_RECORDS SUPPLIED_

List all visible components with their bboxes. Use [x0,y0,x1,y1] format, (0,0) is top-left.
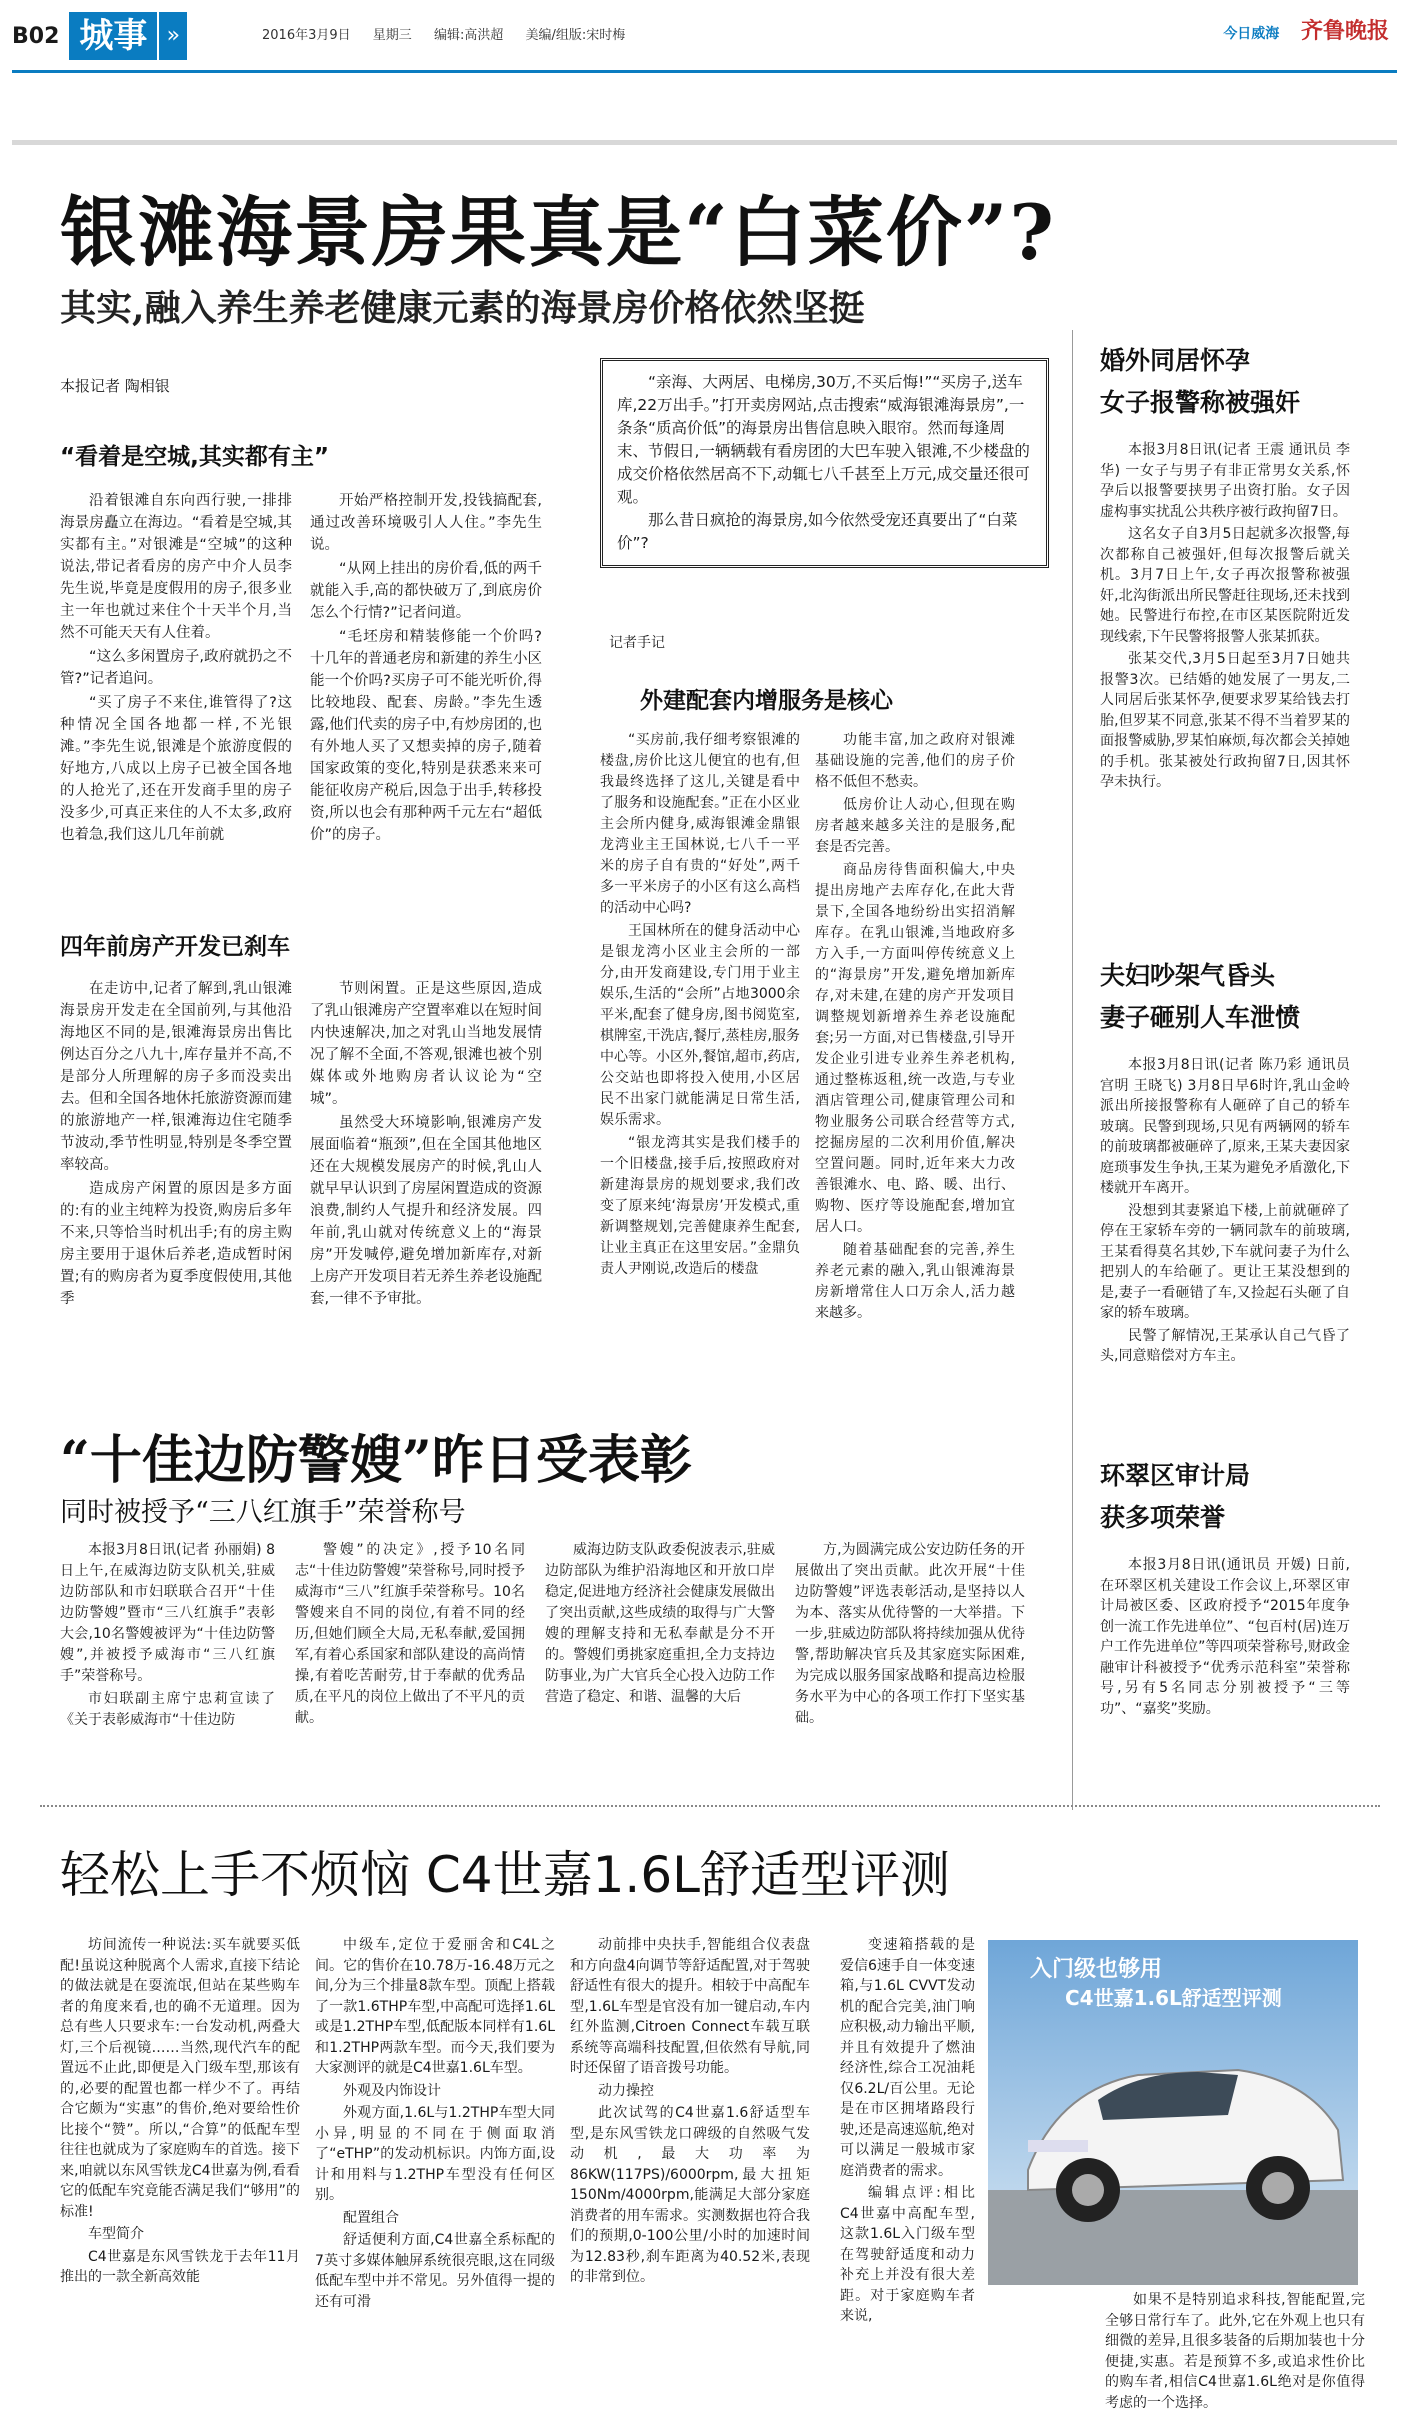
editor-credit: 编辑:高洪超 [433,28,504,43]
paragraph: 这名女子自3月5日起就多次报警,每次都称自己被强奸,但每次报警后就关机。3月7日上午,女子再次报警称被强奸,北沟街派出所民警赶往现场,还未找到她。民警进行布控,在市区某医院附近发现线索,下午民警将报警人张某抓获。 [1100,526,1350,645]
paragraph: 本报3月8日讯(记者 陈乃彩 通讯员 宫明 王晓飞) 3月8日早6时许,乳山金岭派出所接报警称有人砸碎了自己的轿车玻璃。民警到现场,只见有两辆网的轿车的前玻璃都被砸碎了,原来,王某夫妻因家庭琐事发生争执,王某为避免矛盾激化,下楼就开车离开。 [1100,1057,1350,1196]
column-name: 今日威海 [1223,26,1280,42]
story2-subheadline: 同时被授予“三八红旗手”荣誉称号 [60,1497,466,1528]
story2-headline: “十佳边防警嫂”昨日受表彰 [60,1430,692,1491]
lead-column [60,490,292,848]
paragraph: 中级车,定位于爱丽舍和C4L之间。它的售价在10.78万-16.48万元之间,分为三个排量8款车型。顶配上搭载了一款1.6THP车型,中高配可选择1.6L或是1.2THP车型,低配版本同样有1.6L和1.2THP两款车型。而今天,我们要为大家测评的就是C4世嘉1.6L车型。 [315,1937,555,2076]
paragraph: 张某交代,3月5日起至3月7日她共报警3次。已结婚的她发展了一男友,二人同居后张某怀孕,便要求罗某给钱去打胎,但罗某不同意,张某不得不当着罗某的面报警威胁,罗某怕麻烦,每次都会关掉她的手机。张某被处行政拘留7日,因其怀孕未执行。 [1100,651,1350,790]
headline-line: 获多项荣誉 [1100,1503,1226,1532]
lead-section-head: “看着是空城,其实都有主” [60,444,329,470]
lead-section-head: 外建配套内增服务是核心 [640,688,893,714]
sidebar-headline [1100,955,1300,1039]
masthead-rule [12,70,1397,73]
paragraph: 在走访中,记者了解到,乳山银滩海景房开发走在全国前列,与其他沿海地区不同的是,银滩海景房出售比例达百分之八九十,库存量并不高,不是部分人所理解的房子多而没卖出去。但和全国各地休托旅游资源而建的旅游地产一样,银滩海边住宅随季节波动,季节性明显,特别是冬季空置率较高。 [60,981,292,1173]
story3-headline: 轻松上手不烦恼 C4世嘉1.6L舒适型评测 [60,1846,950,1904]
lead-headline: 银滩海景房果真是“白菜价”? [60,188,1056,277]
headline-line: 妻子砸别人车泄愤 [1100,1003,1301,1032]
lead-byline: 本报记者 陶相银 [60,377,170,395]
top-divider [12,140,1397,145]
paragraph: “买了房子不来住,谁管得了?这种情况全国各地都一样,不光银滩。”李先生说,银滩是个旅游度假的好地方,八成以上房子已被全国各地的人抢光了,还在开发商手里的房子没多少,可真正来住的人不太多,政府也着急,我们这儿几年前就 [60,695,292,843]
paragraph: 功能丰富,加之政府对银滩基础设施的完善,他们的房子价格不低但不愁卖。 [815,732,1015,790]
story2-column [795,1540,1025,1731]
double-chevron-right-icon: » [157,12,187,60]
subheading: 动力操控 [598,2082,654,2099]
paragraph: C4世嘉是东风雪铁龙于去年11月推出的一款全新高效能 [60,2248,300,2285]
lead-column [815,730,1015,1326]
masthead [12,8,187,64]
story3-column [1105,2290,1365,2415]
lead-subheadline: 其实,融入养生养老健康元素的海景房价格依然坚挺 [60,287,865,329]
lead-section-head: 四年前房产开发已刹车 [60,934,290,960]
paragraph: 方,为圆满完成公安边防任务的开展做出了突出贡献。此次开展“十佳边防警嫂”评选表彰活动,是坚持以人为本、落实从优待警的一大举措。下一步,驻威边防部队将持续加强从优待警,帮助解决官兵及其家庭实际困难,为完成以服务国家战略和提高边检服务水平为中心的各项工作打下坚实基础。 [795,1542,1025,1726]
sidebar-article [1100,1055,1350,1369]
paragraph: 如果不是特别追求科技,智能配置,完全够日常行车了。此外,它在外观上也只有细微的差异,且很多装备的后期加装也十分便捷,实惠。若是预算不多,或追求性价比的购车者,相信C4世嘉1.6L绝对是你值得考虑的一个选择。 [1105,2292,1365,2411]
headline-line: 夫妇吵架气昏头 [1100,961,1276,990]
paragraph: 威海边防支队政委倪波表示,驻威边防部队为维护沿海地区和开放口岸稳定,促进地方经济社会健康发展做出了突出贡献,这些成绩的取得与广大警嫂的理解支持和无私奉献是分不开的。警嫂们勇挑家庭重担,全力支持边防事业,为广大官兵全心投入边防工作营造了稳定、和谐、温馨的大后 [545,1542,775,1705]
paragraph: 没想到其妻紧追下楼,上前就砸碎了停在王家轿车旁的一辆同款车的前玻璃,王某看得莫名其妙,下车就问妻子为什么把别人的车给砸了。更让王某没想到的是,妻子一看砸错了车,又捡起石头砸了自家的轿车玻璃。 [1100,1202,1350,1321]
page-number: B02 [12,23,60,49]
subheading: 外观及内饰设计 [343,2082,441,2099]
story3-column [840,1935,975,2329]
lead-column [310,490,542,848]
paragraph: 开始严格控制开发,投钱搞配套,通过改善环境吸引人人住。”李先生说。 [310,493,542,553]
photo-caption: C4世嘉1.6L舒适型评测 [1065,1986,1282,2010]
story2-column [545,1540,775,1710]
sidebar-divider [1072,330,1073,1810]
sidebar-headline [1100,340,1300,424]
story2-column [60,1540,275,1733]
sidebar-article [1100,1555,1350,1721]
subheading: 配置组合 [343,2209,399,2226]
brand [1223,14,1389,45]
paragraph: 动前排中央扶手,智能组合仪表盘和方向盘4向调节等舒适配置,对于驾驶舒适性有很大的提升。相较于中高配车型,1.6L车型是官没有加一键启动,车内红外监测,Citroen Connect车载互联系统等高端科技配置,但依然有导航,同时还保留了语音拨号功能。 [570,1937,810,2076]
issue-date: 2016年3月9日 [262,28,351,43]
paragraph: 低房价让人动心,但现在购房者越来越多关注的是服务,配套是否完善。 [815,797,1015,855]
photo-caption: 入门级也够用 [1030,1957,1163,1982]
issue-weekday: 星期三 [372,28,412,43]
paragraph: 本报3月8日讯(记者 王震 通讯员 李华) 一女子与男子有非正常男女关系,怀孕后以报警要挟男子出资打胎。女子因虚构事实扰乱公共秩序被行政拘留7日。 [1100,442,1350,520]
lead-column [310,978,542,1312]
section-tag: 城事 [69,12,157,60]
paragraph: 王国林所在的健身活动中心是银龙湾小区业主会所的一部分,由开发商建设,专门用于业主娱乐,生活的“会所”占地3000余平米,配套了健身房,图书阅览室,棋牌室,干洗店,餐厅,蒸桂房,服务中心等。小区外,餐馆,超市,药店,公交站也即将投入使用,小区居民不出家门就能满足日常生活,娱乐需求。 [600,923,800,1128]
paragraph: 变速箱搭载的是爱信6速手自一体变速箱,与1.6L CVVT发动机的配合完美,油门响应积极,动力输出平顺,并且有效提升了燃油经济性,综合工况油耗仅6.2L/百公里。无论是在市区拥堵路段行驶,还是高速巡航,绝对可以满足一般城市家庭消费者的需求。 [840,1937,975,2179]
story3-column [315,1935,555,2314]
paragraph: “买房前,我仔细考察银滩的楼盘,房价比这儿便宜的也有,但我最终选择了这儿,关键是看中了服务和设施配套。”正在小区业主会所内健身,威海银滩金鼎银龙湾业主王国林说,七八千一平米的房子自有贵的“好处”,两千多一平米房子的小区有这么高档的活动中心吗? [600,732,800,916]
paragraph: “毛坯房和精装修能一个价吗?十几年的普通老房和新建的养生小区能一个价吗?买房子可不能光听价,得比较地段、配套、房龄。”李先生透露,他们代卖的房子中,有炒房团的,也有外地人买了又想卖掉的房子,随着国家政策的变化,特别是获悉来来可能征收房产税后,因急于出手,转移投资,所以也会有那种两千元左右“超低价”的房子。 [310,629,542,843]
story2-column [295,1540,525,1731]
story-divider [40,1805,1380,1807]
paragraph: 商品房待售面积偏大,中央提出房地产去库存化,在此大背景下,全国各地纷纷出实招消解库存。在乳山银滩,当地政府多方入手,一方面叫停传统意义上的“海景房”开发,避免增加新库存,对未建,在建的房产开发项目调整规划新增养生养老设施配套;另一方面,对已售楼盘,引导开发企业引进专业养生养老机构,通过整栋返租,统一改造,与专业酒店管理公司,健康管理公司和物业服务公司联合经营等方式,挖掘房屋的二次利用价值,解决空置问题。同时,近年来大力改善银滩水、电、路、暖、出行、购物、医疗等设施配套,增加宜居人口。 [815,862,1015,1235]
issue-meta [262,24,643,43]
paragraph: 民警了解情况,王某承认自己气昏了头,同意赔偿对方车主。 [1100,1327,1350,1364]
quote-paragraph: “亲海、大两居、电梯房,30万,不买后悔!”“买房子,送车库,22万出手。”打开卖房网站,点击搜索“威海银滩海景房”,一条条“质高价低”的海景房出售信息映入眼帘。然而每逢周末、节假日,一辆辆载有看房团的大巴车驶入银滩,不少楼盘的成交价格依然居高不下,动辄七八千甚至上万元,成交量还很可观。 [617,373,1030,506]
quote-paragraph: 那么昔日疯抢的海景房,如今依然受宠还真要出了“白菜价”? [617,511,1018,552]
paragraph: 本报3月8日讯(记者 孙丽娟) 8日上午,在威海边防支队机关,驻威边防部队和市妇联联合召开“十佳边防警嫂”暨市“三八红旗手”表彰大会,10名警嫂被评为“十佳边防警嫂”,并被授予威海市“三八红旗手”荣誉称号。 [60,1542,275,1684]
story3-column [60,1935,300,2290]
sidebar-headline [1100,1455,1250,1539]
paragraph: 舒适便利方面,C4世嘉全系标配的7英寸多媒体触屏系统很亮眼,这在同级低配车型中并不常见。另外值得一提的还有可滑 [315,2232,555,2310]
paragraph: 外观方面,1.6L与1.2THP车型大同小异,明显的不同在于侧面取消了“eTHP”的发动机标识。内饰方面,设计和用料与1.2THP车型没有任何区别。 [315,2105,555,2203]
headline-line: 环翠区审计局 [1100,1461,1251,1490]
paragraph: 沿着银滩自东向西行驶,一排排海景房矗立在海边。“看着是空城,其实都有主。”对银滩是“空城”的这种说法,带记者看房的房产中介人员李先生说,毕竟是度假用的房子,很多业主一年也就过来住个十天半个月,当然不可能天天有人住着。 [60,493,292,641]
paragraph: “这么多闲置房子,政府就扔之不管?”记者追问。 [60,649,292,687]
paragraph: 警嫂”的决定》,授予10名同志“十佳边防警嫂”荣誉称号,同时授予威海市“三八”红旗手荣誉称号。10名警嫂来自不同的岗位,有着不同的经历,但她们顾全大局,无私奉献,爱国拥军,有着心系国家和部队建设的高尚情操,有着吃苦耐劳,甘于奉献的优秀品质,在平凡的岗位上做出了不平凡的贡献。 [295,1542,525,1726]
paragraph: 本报3月8日讯(通讯员 开媛) 日前,在环翠区机关建设工作会议上,环翠区审计局被区委、区政府授予“2015年度争创一流工作先进单位”、“包百村(居)连万户工作先进单位”等四项荣誉称号,财政金融审计科被授予“优秀示范科室”荣誉称号,另有5名同志分别被授予“三等功”、“嘉奖”奖励。 [1100,1557,1350,1717]
paper-logo: 齐鲁晚报 [1300,19,1389,44]
paragraph: “从网上挂出的房价看,低的两千就能入手,高的都快破万了,到底房价怎么个行情?”记者问道。 [310,561,542,621]
lead-column [600,730,800,1282]
paragraph: 随着基础配套的完善,养生养老元素的融入,乳山银滩海景房新增常住人口万余人,活力越来越多。 [815,1242,1015,1321]
paragraph: 此次试驾的C4世嘉1.6舒适型车型,是东风雪铁龙口碑级的自然吸气发动机,最大功率为86KW(117PS)/6000rpm,最大扭矩150Nm/4000rpm,能满足大部分家庭消费者的用车需求。实测数据也符合我们的预期,0-100公里/小时的加速时间为12.83秒,刹车距离为40.52米,表现的非常到位。 [570,2105,810,2285]
story3-column [570,1935,810,2290]
lead-column [60,978,292,1312]
design-credit: 美编/组版:宋时梅 [525,28,626,43]
reporter-note-tag: 记者手记 [609,635,665,651]
paragraph: 造成房产闲置的原因是多方面的:有的业主纯粹为投资,购房后多年不来,只等恰当时机出手;有的房主购房主要用于退休后养老,造成暂时闲置;有的购房者为夏季度假使用,其他季 [60,1181,292,1307]
paragraph: “银龙湾其实是我们楼手的一个旧楼盘,接手后,按照政府对新建海景房的规划要求,我们改变了原来纯‘海景房’开发模式,重新调整规划,完善健康养生配套,让业主真正在这里安居。”金鼎负责人尹刚说,改造后的楼盘 [600,1135,800,1277]
quote-box [600,358,1049,568]
paragraph: 编辑点评:相比C4世嘉中高配车型,这款1.6L入门级车型在驾驶舒适度和动力补充上并没有很大差距。对于家庭购车者来说, [840,2185,975,2324]
headline-line: 婚外同居怀孕 [1100,346,1251,375]
paragraph: 虽然受大环境影响,银滩房产发展面临着“瓶颈”,但在全国其他地区还在大规模发展房产的时候,乳山人就早早认识到了房屋闲置造成的资源浪费,制约人气提升和经济发展。四年前,乳山就对传统意义上的“海景房”开发喊停,避免增加新库存,对新上房产开发项目若无养生养老设施配套,一律不予审批。 [310,1115,542,1307]
sidebar-article [1100,440,1350,795]
headline-line: 女子报警称被强奸 [1100,388,1301,417]
paragraph: 节则闲置。正是这些原因,造成了乳山银滩房产空置率难以在短时间内快速解决,加之对乳山当地发展情况了解不全面,不答观,银滩也被个别媒体或外地购房者认议论为“空城”。 [310,981,542,1107]
paragraph: 坊间流传一种说法:买车就要买低配!虽说这种脱离个人需求,直接下结论的做法就是在耍流氓,但站在某些购车者的角度来看,也的确不无道理。因为总有些人只要求车:一台发动机,两叠大灯,三个后视镜……当然,现代汽车的配置远不止此,即便是入门级车型,那该有的,必要的配置也都一样少不了。再结合它颇为“实惠”的售价,绝对要给性价比接个“赞”。所以,“合算”的低配车型往往也就成为了家庭购车的首选。接下来,咱就以东风雪铁龙C4世嘉为例,看看它的低配车究竟能否满足我们“够用”的标准! [60,1937,300,2220]
paragraph: 市妇联副主席宁忠莉宣读了《关于表彰威海市“十佳边防 [60,1691,275,1728]
subheading: 车型简介 [88,2226,144,2242]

_YOUR GOAL_
Copy out, character for character, the lines from the one holding "editor-credit: 编辑:高洪超 [433,28,504,43]" through the one holding "lead-column [60,490,292,848]", with both of those lines included.

_TASK RESPONSE_
editor-credit: 编辑:高洪超 [433,28,504,43]
paragraph: 这名女子自3月5日起就多次报警,每次都称自己被强奸,但每次报警后就关机。3月7日上午,女子再次报警称被强奸,北沟街派出所民警赶往现场,还未找到她。民警进行布控,在市区某医院附近发现线索,下午民警将报警人张某抓获。 [1100,526,1350,645]
paragraph: 本报3月8日讯(记者 陈乃彩 通讯员 宫明 王晓飞) 3月8日早6时许,乳山金岭派出所接报警称有人砸碎了自己的轿车玻璃。民警到现场,只见有两辆网的轿车的前玻璃都被砸碎了,原来,王某夫妻因家庭琐事发生争执,王某为避免矛盾激化,下楼就开车离开。 [1100,1057,1350,1196]
column-name: 今日威海 [1223,26,1280,42]
story2-subheadline: 同时被授予“三八红旗手”荣誉称号 [60,1497,466,1528]
story2-headline: “十佳边防警嫂”昨日受表彰 [60,1430,692,1491]
lead-column [60,490,292,848]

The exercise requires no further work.